Short exercise: Below is some material; set it all down exactly, apart from the pictures.

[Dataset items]
## begin

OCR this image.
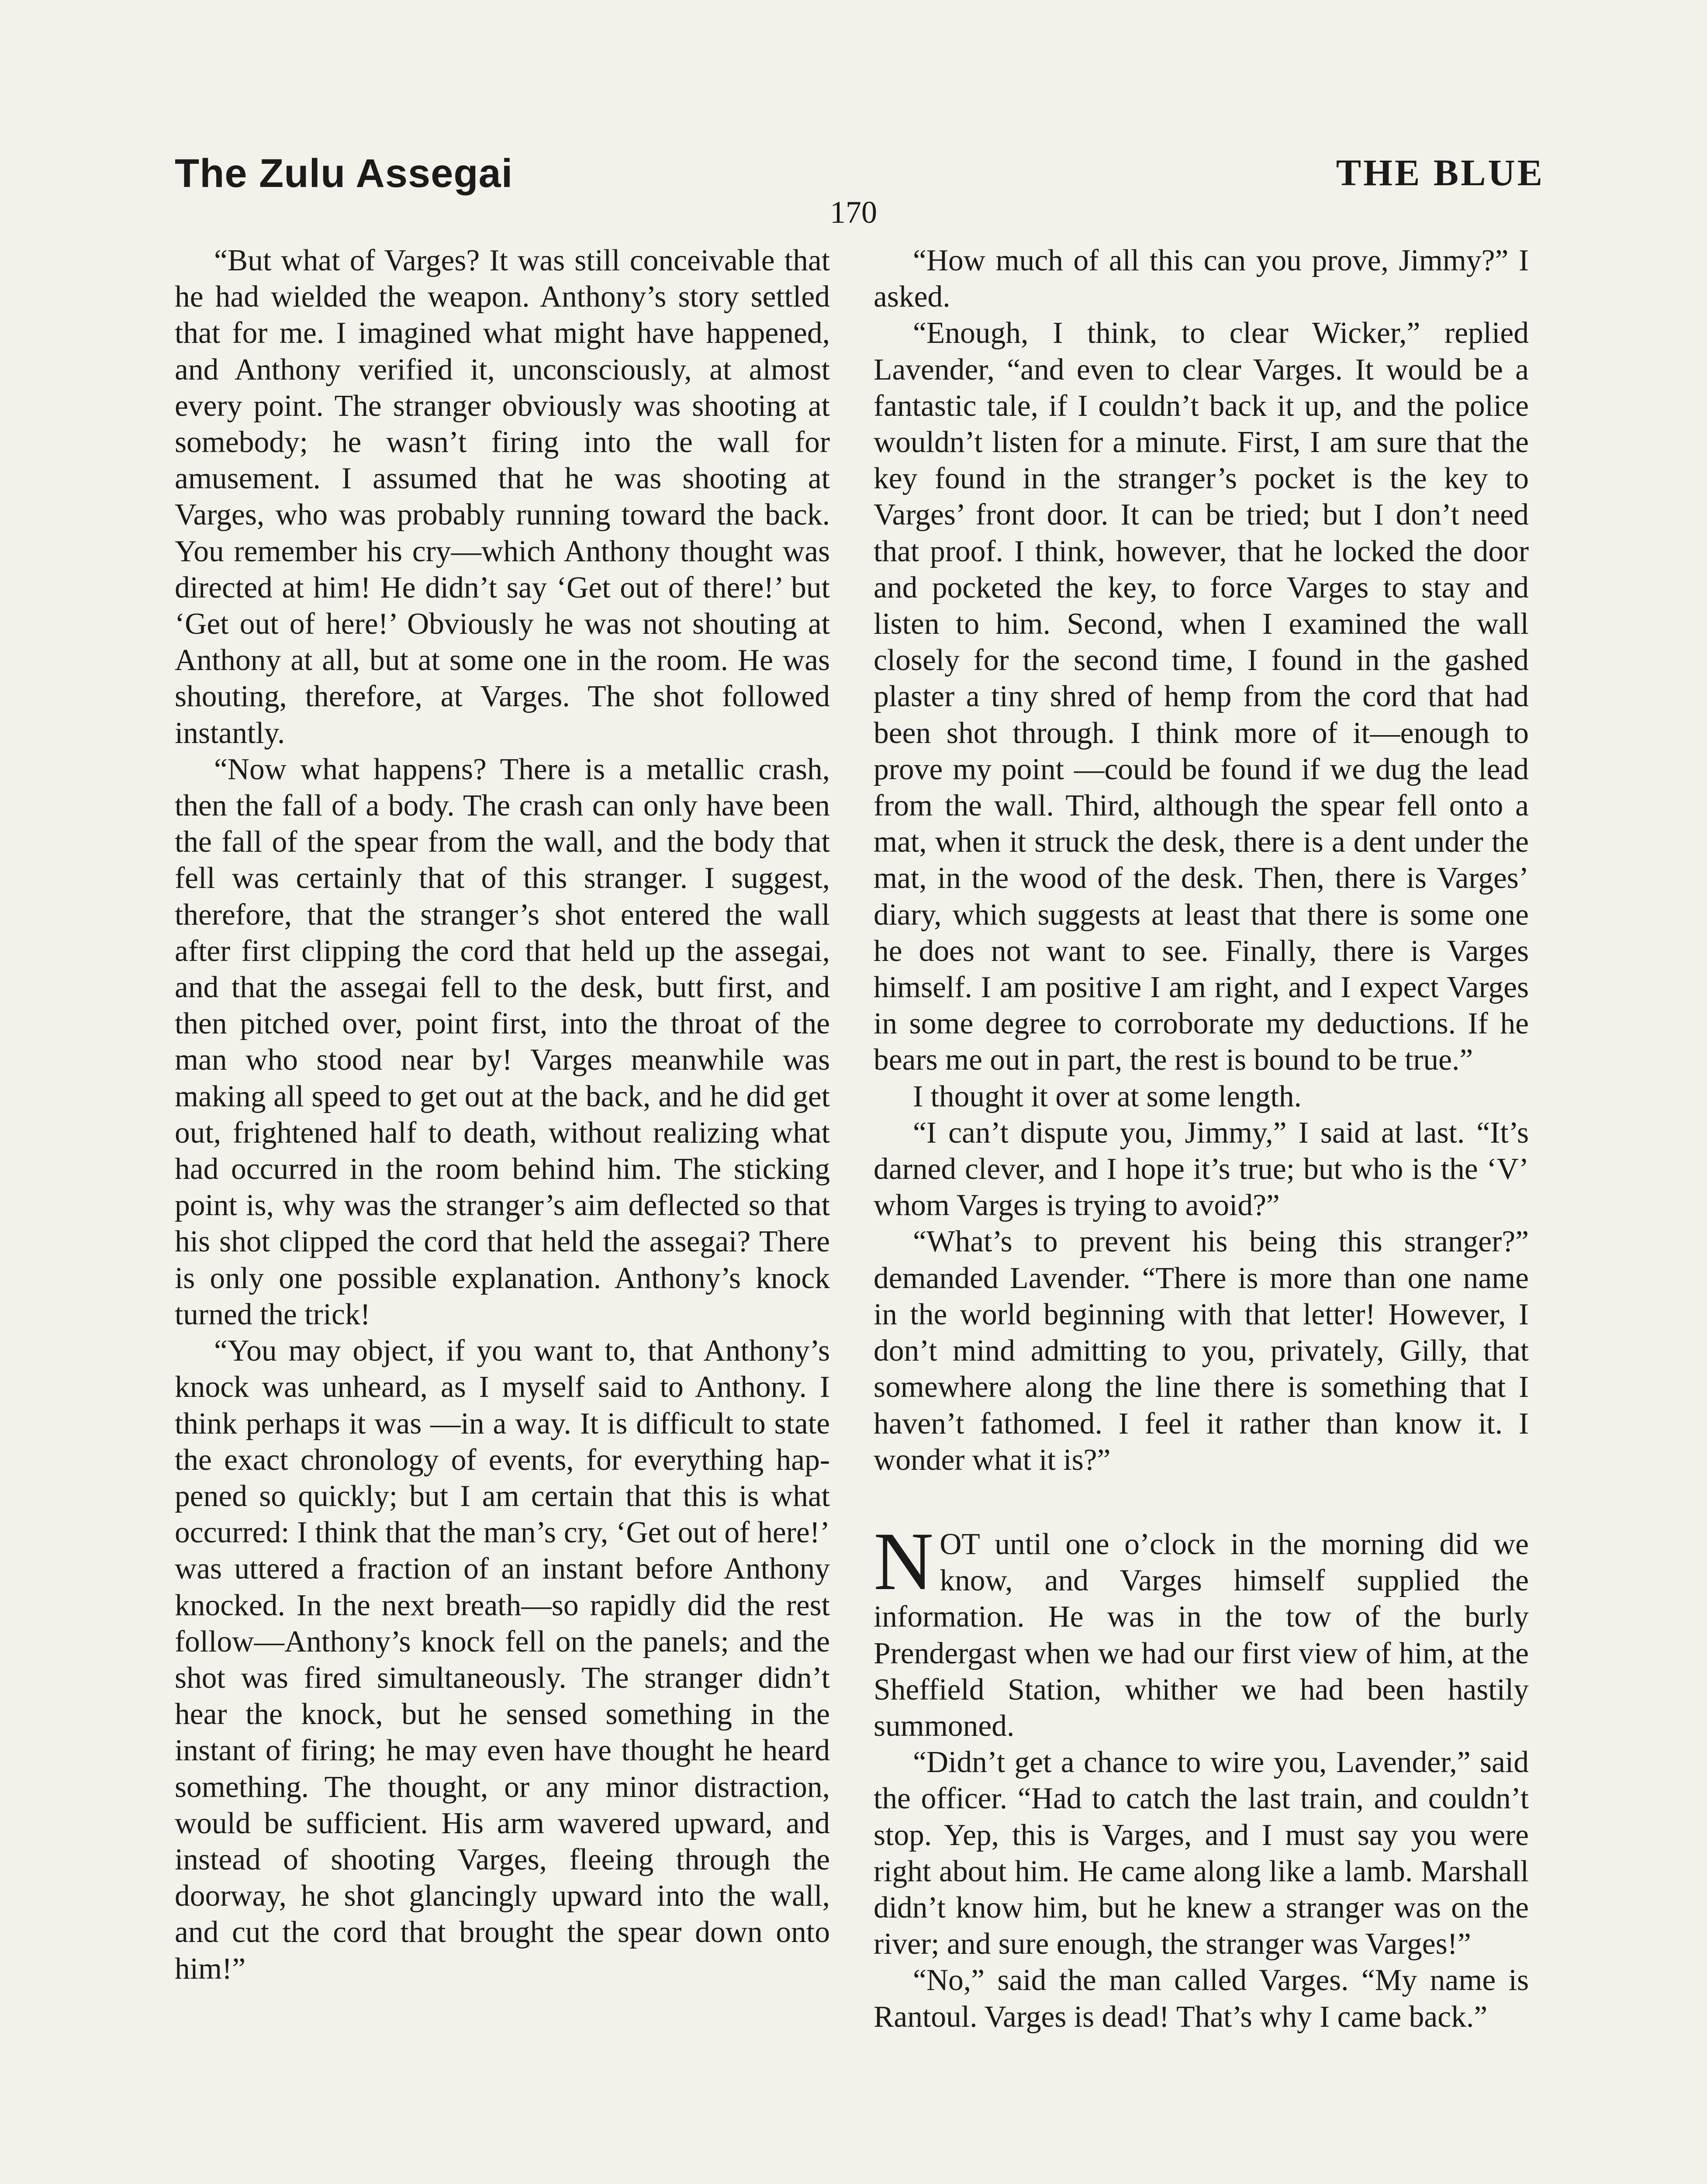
The Zulu Assegai	THE BLUE
170

“But what of Varges? It was still conceivable that he had wielded the weapon. Anthony’s story settled that for me. I imagined what might have happened, and Anthony verified it, unconsciously, at almost every point. The stranger obviously was shooting at somebody; he wasn’t firing into the wall for amusement. I assumed that he was shooting at Varges, who was probably running toward the back. You remember his cry—which Anthony thought was directed at him! He didn’t say ‘Get out of there!’ but ‘Get out of here!’ Obviously he was not shouting at Anthony at all, but at some one in the room. He was shouting, therefore, at Varges. The shot followed instantly.

“Now what happens? There is a metallic crash, then the fall of a body. The crash can only have been the fall of the spear from the wall, and the body that fell was certainly that of this stranger. I suggest, therefore, that the stranger’s shot entered the wall after first clipping the cord that held up the assegai, and that the assegai fell to the desk, butt first, and then pitched over, point first, into the throat of the man who stood near by! Varges meanwhile was making all speed to get out at the back, and he did get out, frightened half to death, without realizing what had occurred in the room behind him. The sticking point is, why was the stranger’s aim deflected so that his shot clipped the cord that held the assegai? There is only one possible explanation. Anthony’s knock turned the trick!

“You may object, if you want to, that Anthony’s knock was unheard, as I myself said to Anthony. I think perhaps it was —in a way. It is difficult to state the exact chronology of events, for everything happened so quickly; but I am certain that this is what occurred: I think that the man’s cry, ‘Get out of here!’ was uttered a fraction of an instant before Anthony knocked. In the next breath—so rapidly did the rest follow—Anthony’s knock fell on the panels; and the shot was fired simultaneously. The stranger didn’t hear the knock, but he sensed something in the instant of firing; he may even have thought he heard something. The thought, or any minor distraction, would be sufficient. His arm wavered upward, and instead of shooting Varges, fleeing through the doorway, he shot glancingly upward into the wall, and cut the cord that brought the spear down onto him!”

“How much of all this can you prove, Jimmy?” I asked.

“Enough, I think, to clear Wicker,” replied Lavender, “and even to clear Varges. It would be a fantastic tale, if I couldn’t back it up, and the police wouldn’t listen for a minute. First, I am sure that the key found in the stranger’s pocket is the key to Varges’ front door. It can be tried; but I don’t need that proof. I think, however, that he locked the door and pocketed the key, to force Varges to stay and listen to him. Second, when I examined the wall closely for the second time, I found in the gashed plaster a tiny shred of hemp from the cord that had been shot through. I think more of it—enough to prove my point —could be found if we dug the lead from the wall. Third, although the spear fell onto a mat, when it struck the desk, there is a dent under the mat, in the wood of the desk. Then, there is Varges’ diary, which suggests at least that there is some one he does not want to see. Finally, there is Varges himself. I am positive I am right, and I expect Varges in some degree to corroborate my deductions. If he bears me out in part, the rest is bound to be true.”

I thought it over at some length.

“I can’t dispute you, Jimmy,” I said at last. “It’s darned clever, and I hope it’s true; but who is the ‘V’ whom Varges is trying to avoid?”

“What’s to prevent his being this stranger?” demanded Lavender. “There is more than one name in the world beginning with that letter! However, I don’t mind admitting to you, privately, Gilly, that somewhere along the line there is something that I haven’t fathomed. I feel it rather than know it. I wonder what it is?”

NOT until one o’clock in the morning did we know, and Varges himself supplied the information. He was in the tow of the burly Prendergast when we had our first view of him, at the Sheffield Station, whither we had been hastily summoned.

“Didn’t get a chance to wire you, Lavender,” said the officer. “Had to catch the last train, and couldn’t stop. Yep, this is Varges, and I must say you were right about him. He came along like a lamb. Marshall didn’t know him, but he knew a stranger was on the river; and sure enough, the stranger was Varges!”

“No,” said the man called Varges. “My name is Rantoul. Varges is dead! That’s why I came back.”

## end

Reply to the exercise:
OCR this image.
The Zulu Assegai	THE BLUE
170

“But what of Varges? It was still conceivable that he had wielded the weapon. Anthony’s story settled that for me. I imagined what might have happened, and Anthony verified it, unconsciously, at almost every point. The stranger obviously was shooting at somebody; he wasn’t firing into the wall for amusement. I assumed that he was shooting at Varges, who was probably running toward the back. You remember his cry—which Anthony thought was directed at him! He didn’t say ‘Get out of there!’ but ‘Get out of here!’ Obviously he was not shouting at Anthony at all, but at some one in the room. He was shouting, therefore, at Varges. The shot followed instantly.

“Now what happens? There is a metallic crash, then the fall of a body. The crash can only have been the fall of the spear from the wall, and the body that fell was certainly that of this stranger. I suggest, therefore, that the stranger’s shot entered the wall after first clipping the cord that held up the assegai, and that the assegai fell to the desk, butt first, and then pitched over, point first, into the throat of the man who stood near by! Varges meanwhile was making all speed to get out at the back, and he did get out, frightened half to death, without realizing what had occurred in the room behind him. The sticking point is, why was the stranger’s aim deflected so that his shot clipped the cord that held the assegai? There is only one possible explanation. Anthony’s knock turned the trick!

“You may object, if you want to, that Anthony’s knock was unheard, as I myself said to Anthony. I think perhaps it was —in a way. It is difficult to state the exact chronology of events, for everything happened so quickly; but I am certain that this is what occurred: I think that the man’s cry, ‘Get out of here!’ was uttered a fraction of an instant before Anthony knocked. In the next breath—so rapidly did the rest follow—Anthony’s knock fell on the panels; and the shot was fired simultaneously. The stranger didn’t hear the knock, but he sensed something in the instant of firing; he may even have thought he heard something. The thought, or any minor distraction, would be sufficient. His arm wavered upward, and instead of shooting Varges, fleeing through the doorway, he shot glancingly upward into the wall, and cut the cord that brought the spear down onto him!”

“How much of all this can you prove, Jimmy?” I asked.

“Enough, I think, to clear Wicker,” replied Lavender, “and even to clear Varges. It would be a fantastic tale, if I couldn’t back it up, and the police wouldn’t listen for a minute. First, I am sure that the key found in the stranger’s pocket is the key to Varges’ front door. It can be tried; but I don’t need that proof. I think, however, that he locked the door and pocketed the key, to force Varges to stay and listen to him. Second, when I examined the wall closely for the second time, I found in the gashed plaster a tiny shred of hemp from the cord that had been shot through. I think more of it—enough to prove my point —could be found if we dug the lead from the wall. Third, although the spear fell onto a mat, when it struck the desk, there is a dent under the mat, in the wood of the desk. Then, there is Varges’ diary, which suggests at least that there is some one he does not want to see. Finally, there is Varges himself. I am positive I am right, and I expect Varges in some degree to corroborate my deductions. If he bears me out in part, the rest is bound to be true.”

I thought it over at some length.

“I can’t dispute you, Jimmy,” I said at last. “It’s darned clever, and I hope it’s true; but who is the ‘V’ whom Varges is trying to avoid?”

“What’s to prevent his being this stranger?” demanded Lavender. “There is more than one name in the world beginning with that letter! However, I don’t mind admitting to you, privately, Gilly, that somewhere along the line there is something that I haven’t fathomed. I feel it rather than know it. I wonder what it is?”

NOT until one o’clock in the morning did we know, and Varges himself supplied the information. He was in the tow of the burly Prendergast when we had our first view of him, at the Sheffield Station, whither we had been hastily summoned.

“Didn’t get a chance to wire you, Lavender,” said the officer. “Had to catch the last train, and couldn’t stop. Yep, this is Varges, and I must say you were right about him. He came along like a lamb. Marshall didn’t know him, but he knew a stranger was on the river; and sure enough, the stranger was Varges!”

“No,” said the man called Varges. “My name is Rantoul. Varges is dead! That’s why I came back.”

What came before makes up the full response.